::: The records :::

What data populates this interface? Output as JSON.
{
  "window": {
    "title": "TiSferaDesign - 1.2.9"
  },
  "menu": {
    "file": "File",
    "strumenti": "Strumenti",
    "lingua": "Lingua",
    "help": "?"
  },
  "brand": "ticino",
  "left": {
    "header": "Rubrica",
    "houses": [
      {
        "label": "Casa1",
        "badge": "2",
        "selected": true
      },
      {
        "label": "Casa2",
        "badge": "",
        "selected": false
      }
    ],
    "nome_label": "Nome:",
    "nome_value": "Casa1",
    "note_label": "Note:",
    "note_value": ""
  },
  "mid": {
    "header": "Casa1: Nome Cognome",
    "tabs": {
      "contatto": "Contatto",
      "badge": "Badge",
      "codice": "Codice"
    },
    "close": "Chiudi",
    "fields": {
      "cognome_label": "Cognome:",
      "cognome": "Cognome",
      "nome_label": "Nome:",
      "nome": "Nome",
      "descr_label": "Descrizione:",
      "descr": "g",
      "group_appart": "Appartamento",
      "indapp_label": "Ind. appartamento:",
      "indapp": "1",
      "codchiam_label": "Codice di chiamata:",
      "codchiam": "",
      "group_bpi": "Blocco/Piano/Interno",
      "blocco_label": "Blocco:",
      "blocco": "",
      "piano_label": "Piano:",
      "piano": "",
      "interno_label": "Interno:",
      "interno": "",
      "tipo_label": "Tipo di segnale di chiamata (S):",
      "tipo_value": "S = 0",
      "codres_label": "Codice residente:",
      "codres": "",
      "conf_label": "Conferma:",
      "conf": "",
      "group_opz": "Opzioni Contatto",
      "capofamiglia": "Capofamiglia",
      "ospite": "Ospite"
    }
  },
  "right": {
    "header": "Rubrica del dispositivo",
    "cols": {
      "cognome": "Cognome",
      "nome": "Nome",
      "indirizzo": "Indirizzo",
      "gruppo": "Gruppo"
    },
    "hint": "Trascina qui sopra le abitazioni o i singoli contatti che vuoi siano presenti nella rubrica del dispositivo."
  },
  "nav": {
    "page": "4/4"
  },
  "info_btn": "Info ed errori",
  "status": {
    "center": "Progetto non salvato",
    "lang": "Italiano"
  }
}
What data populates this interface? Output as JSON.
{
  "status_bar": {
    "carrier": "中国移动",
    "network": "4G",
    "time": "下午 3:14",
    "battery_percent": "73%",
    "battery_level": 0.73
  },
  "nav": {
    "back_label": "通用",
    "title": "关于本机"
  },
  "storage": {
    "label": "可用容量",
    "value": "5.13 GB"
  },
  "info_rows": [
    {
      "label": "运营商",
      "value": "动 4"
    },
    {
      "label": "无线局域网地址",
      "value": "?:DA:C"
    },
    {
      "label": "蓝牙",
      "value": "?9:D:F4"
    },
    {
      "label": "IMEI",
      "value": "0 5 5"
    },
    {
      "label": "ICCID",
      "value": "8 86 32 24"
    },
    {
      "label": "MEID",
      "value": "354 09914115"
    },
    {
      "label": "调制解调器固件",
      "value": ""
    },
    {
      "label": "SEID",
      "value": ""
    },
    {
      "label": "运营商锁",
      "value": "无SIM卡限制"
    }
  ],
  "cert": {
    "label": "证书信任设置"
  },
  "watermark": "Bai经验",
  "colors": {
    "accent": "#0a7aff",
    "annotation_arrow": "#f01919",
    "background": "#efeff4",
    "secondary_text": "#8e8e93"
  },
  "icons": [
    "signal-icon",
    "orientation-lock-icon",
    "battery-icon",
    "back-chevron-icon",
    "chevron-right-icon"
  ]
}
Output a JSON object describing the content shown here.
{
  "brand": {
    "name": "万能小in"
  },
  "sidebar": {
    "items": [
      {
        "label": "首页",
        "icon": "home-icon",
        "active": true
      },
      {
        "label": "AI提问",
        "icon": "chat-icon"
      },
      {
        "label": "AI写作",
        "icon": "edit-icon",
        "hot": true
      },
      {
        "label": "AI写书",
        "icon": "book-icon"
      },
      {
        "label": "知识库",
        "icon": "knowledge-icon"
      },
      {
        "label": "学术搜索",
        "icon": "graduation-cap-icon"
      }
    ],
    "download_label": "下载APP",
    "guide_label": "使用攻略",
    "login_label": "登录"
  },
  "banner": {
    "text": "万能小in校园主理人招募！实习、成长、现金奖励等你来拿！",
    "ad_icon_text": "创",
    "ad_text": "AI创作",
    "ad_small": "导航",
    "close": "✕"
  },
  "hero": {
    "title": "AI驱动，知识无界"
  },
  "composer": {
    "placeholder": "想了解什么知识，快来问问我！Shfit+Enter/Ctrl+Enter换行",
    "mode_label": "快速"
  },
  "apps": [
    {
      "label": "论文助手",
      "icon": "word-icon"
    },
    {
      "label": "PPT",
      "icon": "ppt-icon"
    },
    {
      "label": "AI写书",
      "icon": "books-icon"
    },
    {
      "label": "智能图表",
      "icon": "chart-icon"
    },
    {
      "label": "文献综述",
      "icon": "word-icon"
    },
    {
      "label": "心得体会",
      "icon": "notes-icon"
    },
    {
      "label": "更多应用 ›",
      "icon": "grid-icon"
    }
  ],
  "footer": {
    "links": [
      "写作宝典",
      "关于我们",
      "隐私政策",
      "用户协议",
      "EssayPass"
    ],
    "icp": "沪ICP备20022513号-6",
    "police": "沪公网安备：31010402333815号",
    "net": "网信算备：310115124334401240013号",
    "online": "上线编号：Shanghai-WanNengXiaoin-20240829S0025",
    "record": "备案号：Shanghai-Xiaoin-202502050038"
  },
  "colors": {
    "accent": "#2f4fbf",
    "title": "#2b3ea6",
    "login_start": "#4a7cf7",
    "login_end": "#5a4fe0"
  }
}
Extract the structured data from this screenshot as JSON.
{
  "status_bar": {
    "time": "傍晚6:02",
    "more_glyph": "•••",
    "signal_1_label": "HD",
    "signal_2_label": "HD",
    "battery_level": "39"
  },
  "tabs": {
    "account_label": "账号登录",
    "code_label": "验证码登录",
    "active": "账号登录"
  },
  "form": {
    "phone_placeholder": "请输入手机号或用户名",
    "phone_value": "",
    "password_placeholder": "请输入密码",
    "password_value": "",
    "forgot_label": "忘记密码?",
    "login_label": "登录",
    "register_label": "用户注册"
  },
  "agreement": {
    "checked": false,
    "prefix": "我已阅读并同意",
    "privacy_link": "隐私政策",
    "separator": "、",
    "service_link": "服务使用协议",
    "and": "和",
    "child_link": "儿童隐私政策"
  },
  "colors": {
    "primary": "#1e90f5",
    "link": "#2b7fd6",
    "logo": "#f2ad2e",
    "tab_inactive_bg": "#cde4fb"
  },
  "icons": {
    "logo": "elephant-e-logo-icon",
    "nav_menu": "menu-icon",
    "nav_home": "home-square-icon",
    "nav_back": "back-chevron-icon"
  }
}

:::

# [Goal]
Extract, word for word, each line of the listing above.

# [Exercise answer]
What data populates this interface? Output as JSON.
{
  "window": {
    "title": "TiSferaDesign - 1.2.9"
  },
  "menu": {
    "file": "File",
    "strumenti": "Strumenti",
    "lingua": "Lingua",
    "help": "?"
  },
  "brand": "ticino",
  "left": {
    "header": "Rubrica",
    "houses": [
      {
        "label": "Casa1",
        "badge": "2",
        "selected": true
      },
      {
        "label": "Casa2",
        "badge": "",
        "selected": false
      }
    ],
    "nome_label": "Nome:",
    "nome_value": "Casa1",
    "note_label": "Note:",
    "note_value": ""
  },
  "mid": {
    "header": "Casa1: Nome Cognome",
    "tabs": {
      "contatto": "Contatto",
      "badge": "Badge",
      "codice": "Codice"
    },
    "close": "Chiudi",
    "fields": {
      "cognome_label": "Cognome:",
      "cognome": "Cognome",
      "nome_label": "Nome:",
      "nome": "Nome",
      "descr_label": "Descrizione:",
      "descr": "g",
      "group_appart": "Appartamento",
      "indapp_label": "Ind. appartamento:",
      "indapp": "1",
      "codchiam_label": "Codice di chiamata:",
      "codchiam": "",
      "group_bpi": "Blocco/Piano/Interno",
      "blocco_label": "Blocco:",
      "blocco": "",
      "piano_label": "Piano:",
      "piano": "",
      "interno_label": "Interno:",
      "interno": "",
      "tipo_label": "Tipo di segnale di chiamata (S):",
      "tipo_value": "S = 0",
      "codres_label": "Codice residente:",
      "codres": "",
      "conf_label": "Conferma:",
      "conf": "",
      "group_opz": "Opzioni Contatto",
      "capofamiglia": "Capofamiglia",
      "ospite": "Ospite"
    }
  },
  "right": {
    "header": "Rubrica del dispositivo",
    "cols": {
      "cognome": "Cognome",
      "nome": "Nome",
      "indirizzo": "Indirizzo",
      "gruppo": "Gruppo"
    },
    "hint": "Trascina qui sopra le abitazioni o i singoli contatti che vuoi siano presenti nella rubrica del dispositivo."
  },
  "nav": {
    "page": "4/4"
  },
  "info_btn": "Info ed errori",
  "status": {
    "center": "Progetto non salvato",
    "lang": "Italiano"
  }
}
What data populates this interface? Output as JSON.
{
  "status_bar": {
    "carrier": "中国移动",
    "network": "4G",
    "time": "下午 3:14",
    "battery_percent": "73%",
    "battery_level": 0.73
  },
  "nav": {
    "back_label": "通用",
    "title": "关于本机"
  },
  "storage": {
    "label": "可用容量",
    "value": "5.13 GB"
  },
  "info_rows": [
    {
      "label": "运营商",
      "value": "动 4"
    },
    {
      "label": "无线局域网地址",
      "value": "?:DA:C"
    },
    {
      "label": "蓝牙",
      "value": "?9:D:F4"
    },
    {
      "label": "IMEI",
      "value": "0 5 5"
    },
    {
      "label": "ICCID",
      "value": "8 86 32 24"
    },
    {
      "label": "MEID",
      "value": "354 09914115"
    },
    {
      "label": "调制解调器固件",
      "value": ""
    },
    {
      "label": "SEID",
      "value": ""
    },
    {
      "label": "运营商锁",
      "value": "无SIM卡限制"
    }
  ],
  "cert": {
    "label": "证书信任设置"
  },
  "watermark": "Bai经验",
  "colors": {
    "accent": "#0a7aff",
    "annotation_arrow": "#f01919",
    "background": "#efeff4",
    "secondary_text": "#8e8e93"
  },
  "icons": [
    "signal-icon",
    "orientation-lock-icon",
    "battery-icon",
    "back-chevron-icon",
    "chevron-right-icon"
  ]
}
Output a JSON object describing the content shown here.
{
  "brand": {
    "name": "万能小in"
  },
  "sidebar": {
    "items": [
      {
        "label": "首页",
        "icon": "home-icon",
        "active": true
      },
      {
        "label": "AI提问",
        "icon": "chat-icon"
      },
      {
        "label": "AI写作",
        "icon": "edit-icon",
        "hot": true
      },
      {
        "label": "AI写书",
        "icon": "book-icon"
      },
      {
        "label": "知识库",
        "icon": "knowledge-icon"
      },
      {
        "label": "学术搜索",
        "icon": "graduation-cap-icon"
      }
    ],
    "download_label": "下载APP",
    "guide_label": "使用攻略",
    "login_label": "登录"
  },
  "banner": {
    "text": "万能小in校园主理人招募！实习、成长、现金奖励等你来拿！",
    "ad_icon_text": "创",
    "ad_text": "AI创作",
    "ad_small": "导航",
    "close": "✕"
  },
  "hero": {
    "title": "AI驱动，知识无界"
  },
  "composer": {
    "placeholder": "想了解什么知识，快来问问我！Shfit+Enter/Ctrl+Enter换行",
    "mode_label": "快速"
  },
  "apps": [
    {
      "label": "论文助手",
      "icon": "word-icon"
    },
    {
      "label": "PPT",
      "icon": "ppt-icon"
    },
    {
      "label": "AI写书",
      "icon": "books-icon"
    },
    {
      "label": "智能图表",
      "icon": "chart-icon"
    },
    {
      "label": "文献综述",
      "icon": "word-icon"
    },
    {
      "label": "心得体会",
      "icon": "notes-icon"
    },
    {
      "label": "更多应用 ›",
      "icon": "grid-icon"
    }
  ],
  "footer": {
    "links": [
      "写作宝典",
      "关于我们",
      "隐私政策",
      "用户协议",
      "EssayPass"
    ],
    "icp": "沪ICP备20022513号-6",
    "police": "沪公网安备：31010402333815号",
    "net": "网信算备：310115124334401240013号",
    "online": "上线编号：Shanghai-WanNengXiaoin-20240829S0025",
    "record": "备案号：Shanghai-Xiaoin-202502050038"
  },
  "colors": {
    "accent": "#2f4fbf",
    "title": "#2b3ea6",
    "login_start": "#4a7cf7",
    "login_end": "#5a4fe0"
  }
}
Extract the structured data from this screenshot as JSON.
{
  "status_bar": {
    "time": "傍晚6:02",
    "more_glyph": "•••",
    "signal_1_label": "HD",
    "signal_2_label": "HD",
    "battery_level": "39"
  },
  "tabs": {
    "account_label": "账号登录",
    "code_label": "验证码登录",
    "active": "账号登录"
  },
  "form": {
    "phone_placeholder": "请输入手机号或用户名",
    "phone_value": "",
    "password_placeholder": "请输入密码",
    "password_value": "",
    "forgot_label": "忘记密码?",
    "login_label": "登录",
    "register_label": "用户注册"
  },
  "agreement": {
    "checked": false,
    "prefix": "我已阅读并同意",
    "privacy_link": "隐私政策",
    "separator": "、",
    "service_link": "服务使用协议",
    "and": "和",
    "child_link": "儿童隐私政策"
  },
  "colors": {
    "primary": "#1e90f5",
    "link": "#2b7fd6",
    "logo": "#f2ad2e",
    "tab_inactive_bg": "#cde4fb"
  },
  "icons": {
    "logo": "elephant-e-logo-icon",
    "nav_menu": "menu-icon",
    "nav_home": "home-square-icon",
    "nav_back": "back-chevron-icon"
  }
}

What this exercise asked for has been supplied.